** Stated exercise **
The entries are to be returned exactly, with images left out.

§ §

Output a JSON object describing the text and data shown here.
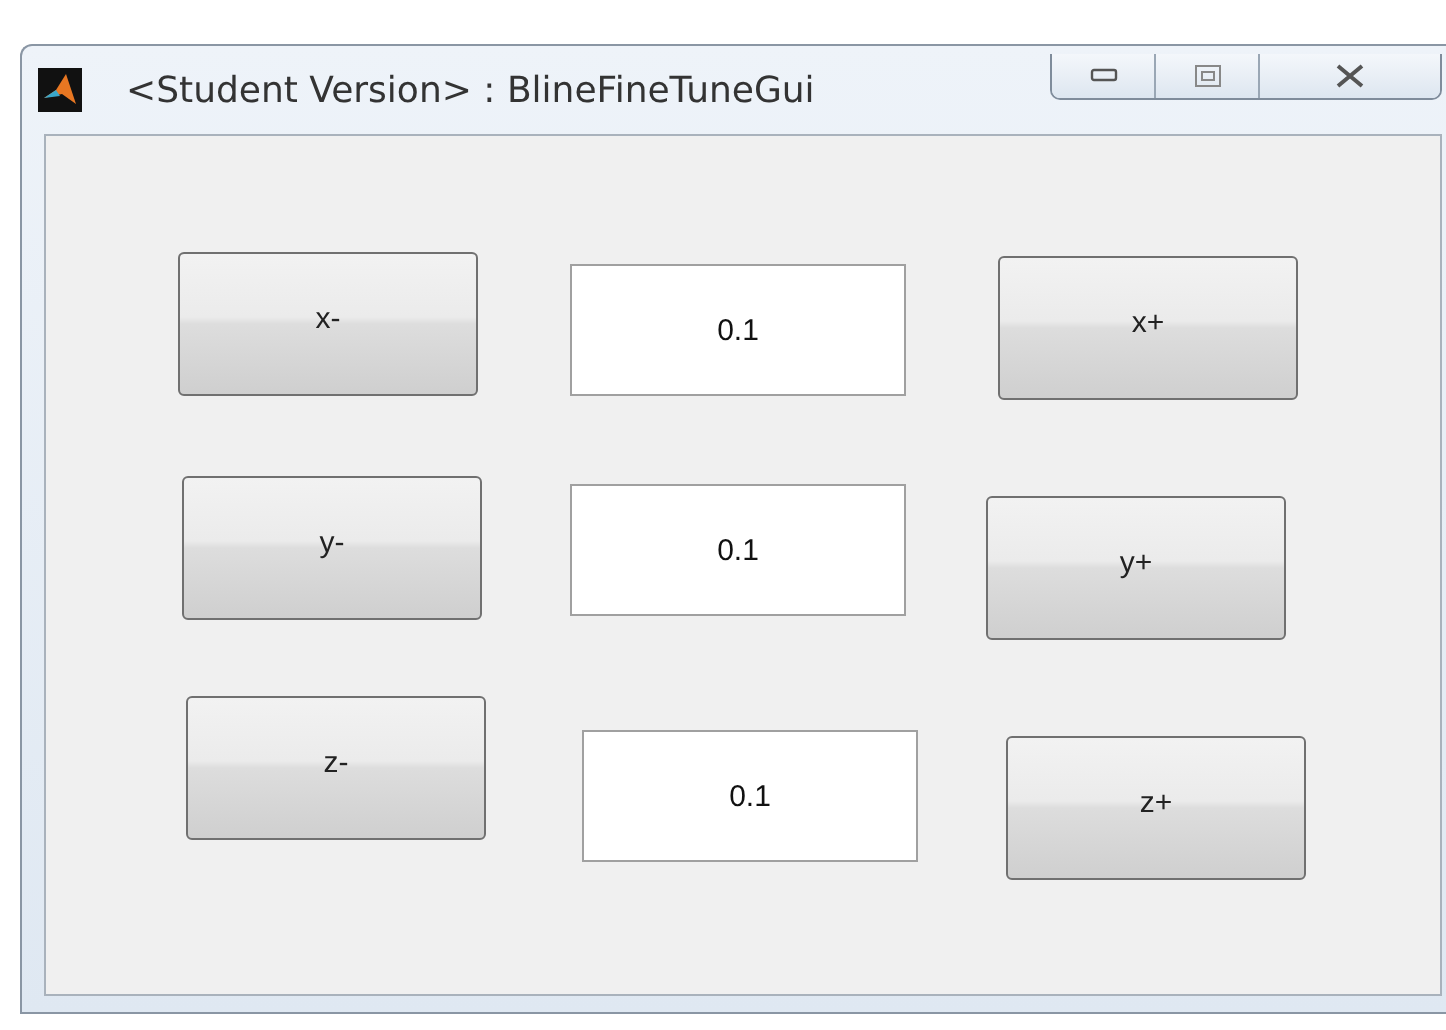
{
  "window": {
    "title": "<Student Version> : BlineFineTuneGui"
  },
  "rows": [
    {
      "minus": "x-",
      "value": "0.1",
      "plus": "x+"
    },
    {
      "minus": "y-",
      "value": "0.1",
      "plus": "y+"
    },
    {
      "minus": "z-",
      "value": "0.1",
      "plus": "z+"
    }
  ]
}
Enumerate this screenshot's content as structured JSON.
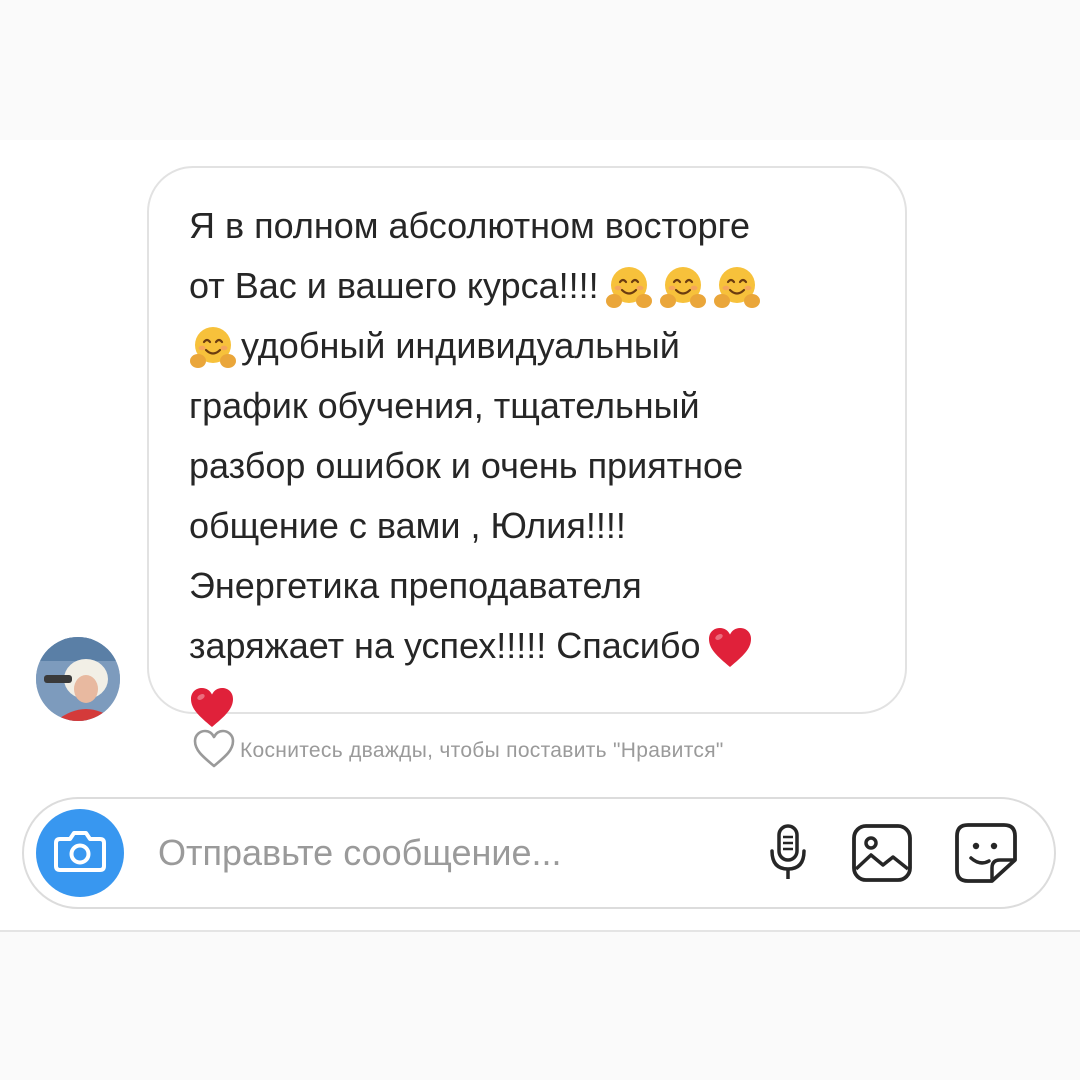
{
  "message": {
    "lines": [
      {
        "text": "Я в полном абсолютном восторге",
        "emojis_before": [],
        "emojis_after": []
      },
      {
        "text": "от Вас и вашего курса!!!!",
        "emojis_before": [],
        "emojis_after": [
          "hugging-face",
          "hugging-face",
          "hugging-face"
        ]
      },
      {
        "text": "удобный индивидуальный",
        "emojis_before": [
          "hugging-face"
        ],
        "emojis_after": []
      },
      {
        "text": "график обучения, тщательный",
        "emojis_before": [],
        "emojis_after": []
      },
      {
        "text": "разбор ошибок и очень приятное",
        "emojis_before": [],
        "emojis_after": []
      },
      {
        "text": "общение с вами , Юлия!!!!",
        "emojis_before": [],
        "emojis_after": []
      },
      {
        "text": "Энергетика преподавателя",
        "emojis_before": [],
        "emojis_after": []
      },
      {
        "text": "заряжает на успех!!!!! Спасибо",
        "emojis_before": [],
        "emojis_after": [
          "red-heart"
        ]
      },
      {
        "text": "",
        "emojis_before": [
          "red-heart"
        ],
        "emojis_after": []
      }
    ]
  },
  "like_hint": {
    "icon": "heart-outline-icon",
    "text": "Коснитесь дважды, чтобы поставить \"Нравится\""
  },
  "composer": {
    "placeholder": "Отправьте сообщение...",
    "value": "",
    "camera_icon": "camera-icon",
    "mic_icon": "microphone-icon",
    "gallery_icon": "gallery-icon",
    "sticker_icon": "sticker-icon"
  },
  "colors": {
    "accent": "#3897f0",
    "heart": "#e0213a",
    "emoji_face": "#f7c13b",
    "text": "#262626",
    "muted": "#9a9a9a"
  }
}
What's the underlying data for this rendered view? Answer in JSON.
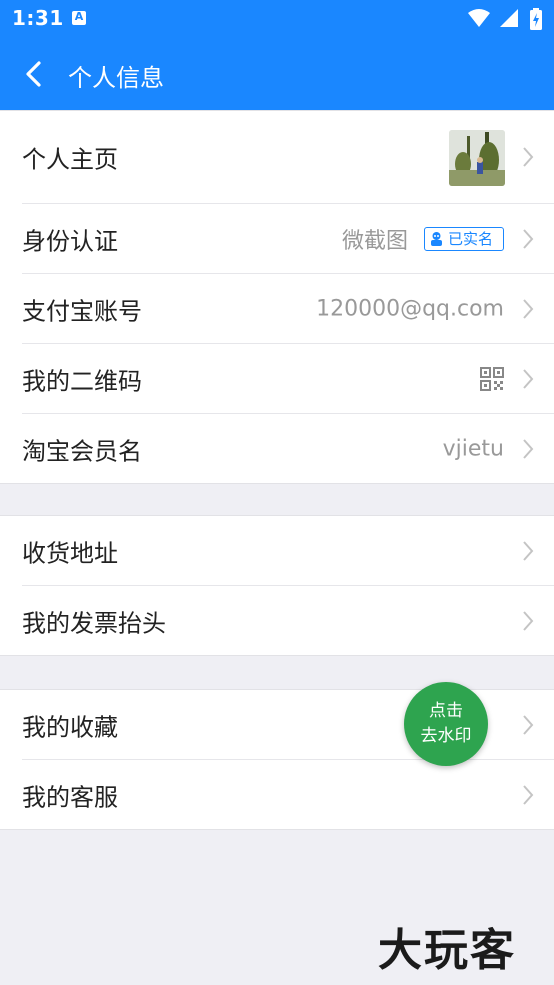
{
  "status_bar": {
    "time": "1:31",
    "notification_icon": "a-letter-icon",
    "icons": [
      "wifi-icon",
      "signal-icon",
      "battery-charging-icon"
    ]
  },
  "app_bar": {
    "title": "个人信息",
    "back_icon": "back-arrow-icon",
    "color": "#1a87ff"
  },
  "groups": [
    {
      "rows": [
        {
          "label": "个人主页",
          "value_type": "avatar"
        },
        {
          "label": "身份认证",
          "value": "微截图",
          "badge": "已实名"
        },
        {
          "label": "支付宝账号",
          "value": "120000@qq.com"
        },
        {
          "label": "我的二维码",
          "value_type": "qr-icon"
        },
        {
          "label": "淘宝会员名",
          "value": "vjietu"
        }
      ]
    },
    {
      "rows": [
        {
          "label": "收货地址"
        },
        {
          "label": "我的发票抬头"
        }
      ]
    },
    {
      "rows": [
        {
          "label": "我的收藏"
        },
        {
          "label": "我的客服"
        }
      ]
    }
  ],
  "fab": {
    "line1": "点击",
    "line2": "去水印",
    "color": "#2ea44f"
  },
  "brand_logo": "大玩客"
}
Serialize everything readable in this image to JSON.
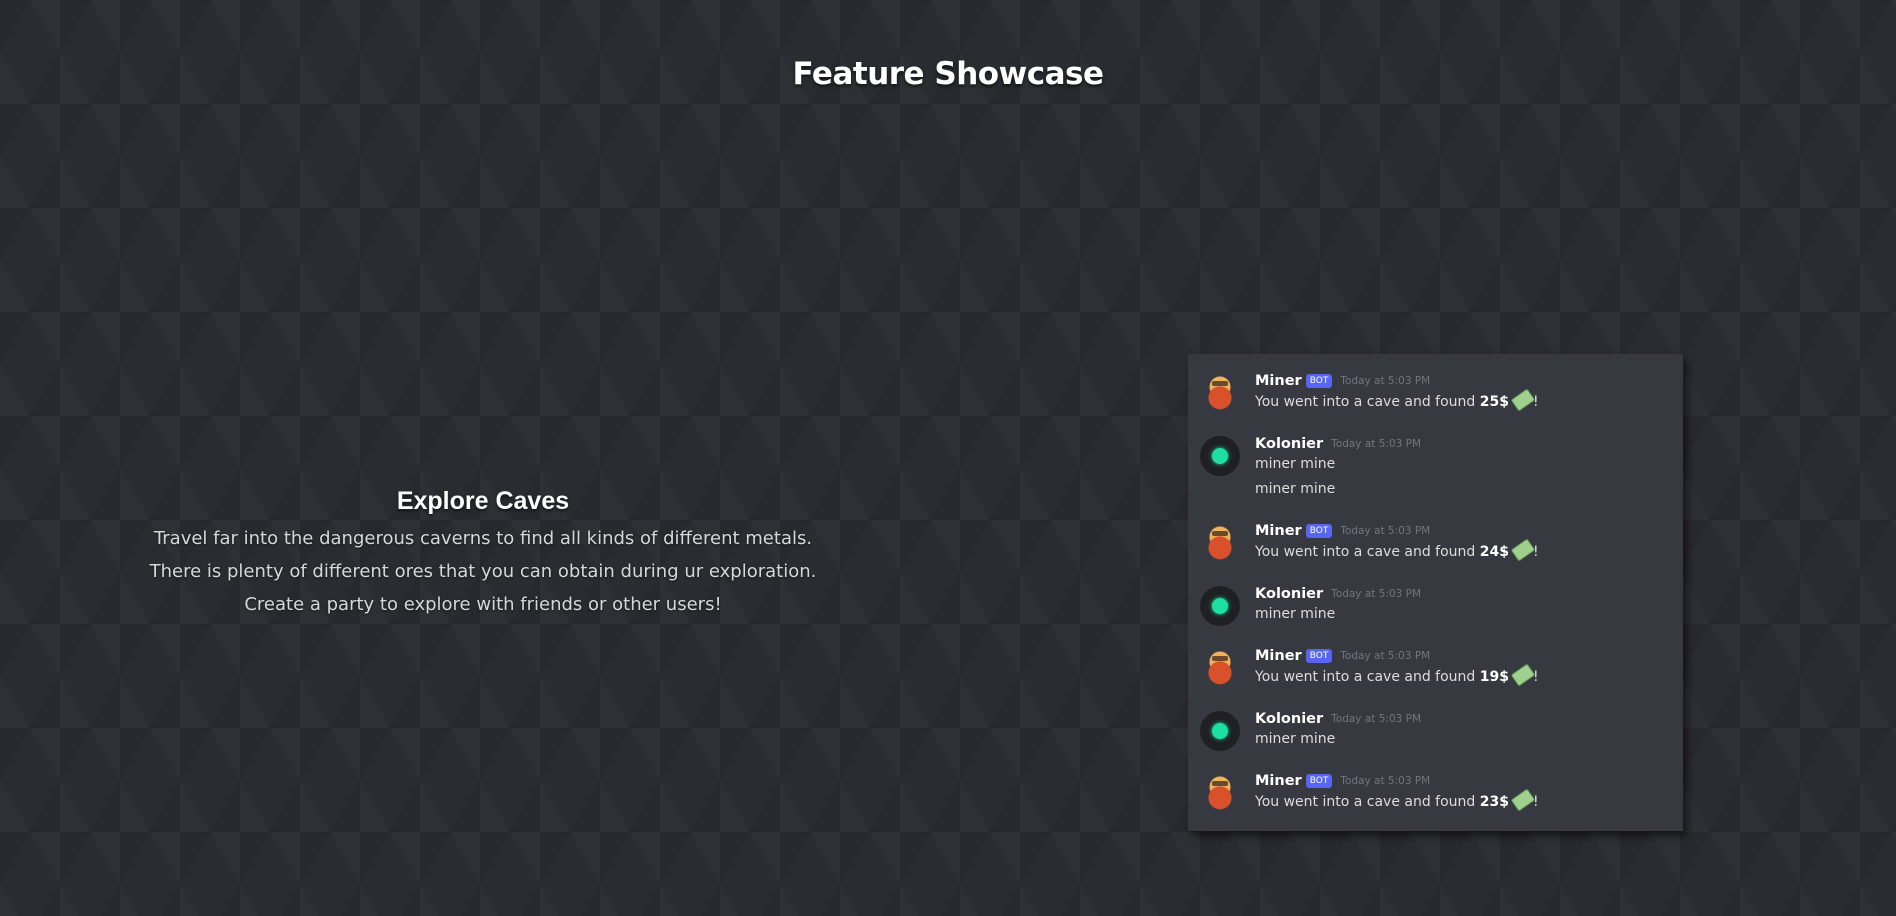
{
  "page": {
    "title": "Feature Showcase"
  },
  "feature": {
    "title": "Explore Caves",
    "lines": [
      "Travel far into the dangerous caverns to find all kinds of different metals.",
      "There is plenty of different ores that you can obtain during ur exploration.",
      "Create a party to explore with friends or other users!"
    ]
  },
  "chat": {
    "messages": [
      {
        "username": "Miner",
        "tag": "BOT",
        "time": "Today at 5:03 PM",
        "prefix": "You went into a cave and found ",
        "amount": "25$",
        "suffix": "!"
      },
      {
        "username": "Kolonier",
        "time": "Today at 5:03 PM",
        "line1": "miner mine",
        "line2": "miner mine"
      },
      {
        "username": "Miner",
        "tag": "BOT",
        "time": "Today at 5:03 PM",
        "prefix": "You went into a cave and found ",
        "amount": "24$",
        "suffix": "!"
      },
      {
        "username": "Kolonier",
        "time": "Today at 5:03 PM",
        "line1": "miner mine"
      },
      {
        "username": "Miner",
        "tag": "BOT",
        "time": "Today at 5:03 PM",
        "prefix": "You went into a cave and found ",
        "amount": "19$",
        "suffix": "!"
      },
      {
        "username": "Kolonier",
        "time": "Today at 5:03 PM",
        "line1": "miner mine"
      },
      {
        "username": "Miner",
        "tag": "BOT",
        "time": "Today at 5:03 PM",
        "prefix": "You went into a cave and found ",
        "amount": "23$",
        "suffix": "!"
      }
    ]
  },
  "colors": {
    "background": "#2a2c31",
    "panel": "#36393f",
    "bot_tag": "#5865f2",
    "online_dot": "#1de0a0"
  },
  "icons": {
    "bot_avatar": "miner-avatar-icon",
    "user_avatar": "green-dot-avatar-icon",
    "money": "money-wings-icon"
  }
}
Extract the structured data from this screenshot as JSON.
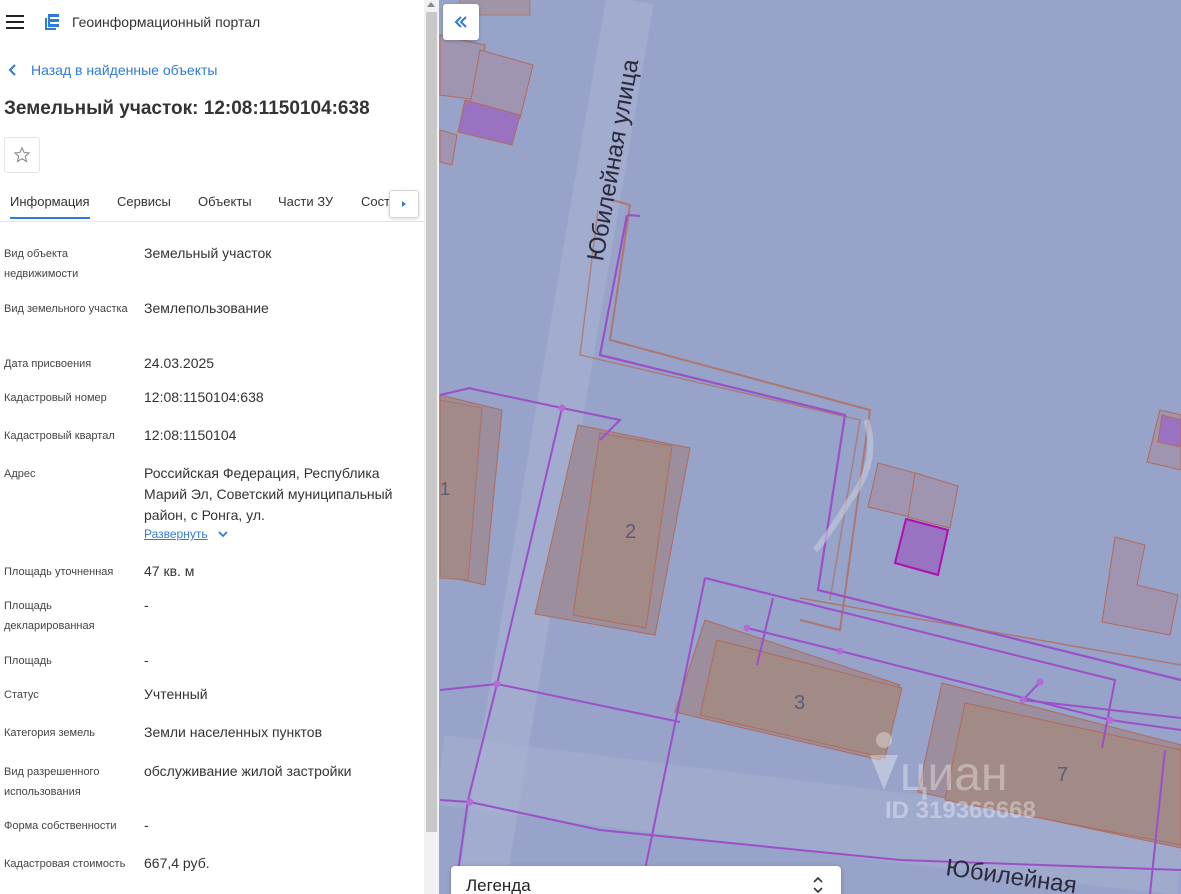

§ §

** Answer to the task **
Output a JSON object describing the text and data shown here.
{
  "window": {
    "title": "<Student Version> : BlineFineTuneGui"
  },
  "rows": [
    {
      "minus": "x-",
      "value": "0.1",
      "plus": "x+"
    },
    {
      "minus": "y-",
      "value": "0.1",
      "plus": "y+"
    },
    {
      "minus": "z-",
      "value": "0.1",
      "plus": "z+"
    }
  ]
}
Enumerate this screenshot's content as structured JSON.
{
  "message": {
    "lines": [
      {
        "text": "Я в полном абсолютном восторге",
        "emojis_before": [],
        "emojis_after": []
      },
      {
        "text": "от Вас и вашего курса!!!!",
        "emojis_before": [],
        "emojis_after": [
          "hugging-face",
          "hugging-face",
          "hugging-face"
        ]
      },
      {
        "text": "удобный индивидуальный",
        "emojis_before": [
          "hugging-face"
        ],
        "emojis_after": []
      },
      {
        "text": "график обучения, тщательный",
        "emojis_before": [],
        "emojis_after": []
      },
      {
        "text": "разбор ошибок и очень приятное",
        "emojis_before": [],
        "emojis_after": []
      },
      {
        "text": "общение с вами , Юлия!!!!",
        "emojis_before": [],
        "emojis_after": []
      },
      {
        "text": "Энергетика преподавателя",
        "emojis_before": [],
        "emojis_after": []
      },
      {
        "text": "заряжает на успех!!!!! Спасибо",
        "emojis_before": [],
        "emojis_after": [
          "red-heart"
        ]
      },
      {
        "text": "",
        "emojis_before": [
          "red-heart"
        ],
        "emojis_after": []
      }
    ]
  },
  "like_hint": {
    "icon": "heart-outline-icon",
    "text": "Коснитесь дважды, чтобы поставить \"Нравится\""
  },
  "composer": {
    "placeholder": "Отправьте сообщение...",
    "value": "",
    "camera_icon": "camera-icon",
    "mic_icon": "microphone-icon",
    "gallery_icon": "gallery-icon",
    "sticker_icon": "sticker-icon"
  },
  "colors": {
    "accent": "#3897f0",
    "heart": "#e0213a",
    "emoji_face": "#f7c13b",
    "text": "#262626",
    "muted": "#9a9a9a"
  }
}
What's the underlying data for this rendered view? Answer in JSON.
{
  "status_bar": {
    "time": "1:31",
    "notification_icon": "a-letter-icon",
    "icons": [
      "wifi-icon",
      "signal-icon",
      "battery-charging-icon"
    ]
  },
  "app_bar": {
    "title": "个人信息",
    "back_icon": "back-arrow-icon",
    "color": "#1a87ff"
  },
  "groups": [
    {
      "rows": [
        {
          "label": "个人主页",
          "value_type": "avatar"
        },
        {
          "label": "身份认证",
          "value": "微截图",
          "badge": "已实名"
        },
        {
          "label": "支付宝账号",
          "value": "120000@qq.com"
        },
        {
          "label": "我的二维码",
          "value_type": "qr-icon"
        },
        {
          "label": "淘宝会员名",
          "value": "vjietu"
        }
      ]
    },
    {
      "rows": [
        {
          "label": "收货地址"
        },
        {
          "label": "我的发票抬头"
        }
      ]
    },
    {
      "rows": [
        {
          "label": "我的收藏"
        },
        {
          "label": "我的客服"
        }
      ]
    }
  ],
  "fab": {
    "line1": "点击",
    "line2": "去水印",
    "color": "#2ea44f"
  },
  "brand_logo": "大玩客"
}
Serialize everything readable in this image to JSON.
{
  "page": {
    "title": "Feature Showcase"
  },
  "feature": {
    "title": "Explore Caves",
    "lines": [
      "Travel far into the dangerous caverns to find all kinds of different metals.",
      "There is plenty of different ores that you can obtain during ur exploration.",
      "Create a party to explore with friends or other users!"
    ]
  },
  "chat": {
    "messages": [
      {
        "username": "Miner",
        "tag": "BOT",
        "time": "Today at 5:03 PM",
        "prefix": "You went into a cave and found ",
        "amount": "25$",
        "suffix": "!"
      },
      {
        "username": "Kolonier",
        "time": "Today at 5:03 PM",
        "line1": "miner mine",
        "line2": "miner mine"
      },
      {
        "username": "Miner",
        "tag": "BOT",
        "time": "Today at 5:03 PM",
        "prefix": "You went into a cave and found ",
        "amount": "24$",
        "suffix": "!"
      },
      {
        "username": "Kolonier",
        "time": "Today at 5:03 PM",
        "line1": "miner mine"
      },
      {
        "username": "Miner",
        "tag": "BOT",
        "time": "Today at 5:03 PM",
        "prefix": "You went into a cave and found ",
        "amount": "19$",
        "suffix": "!"
      },
      {
        "username": "Kolonier",
        "time": "Today at 5:03 PM",
        "line1": "miner mine"
      },
      {
        "username": "Miner",
        "tag": "BOT",
        "time": "Today at 5:03 PM",
        "prefix": "You went into a cave and found ",
        "amount": "23$",
        "suffix": "!"
      }
    ]
  },
  "colors": {
    "background": "#2a2c31",
    "panel": "#36393f",
    "bot_tag": "#5865f2",
    "online_dot": "#1de0a0"
  },
  "icons": {
    "bot_avatar": "miner-avatar-icon",
    "user_avatar": "green-dot-avatar-icon",
    "money": "money-wings-icon"
  }
}
Extract the structured data from this screenshot as JSON.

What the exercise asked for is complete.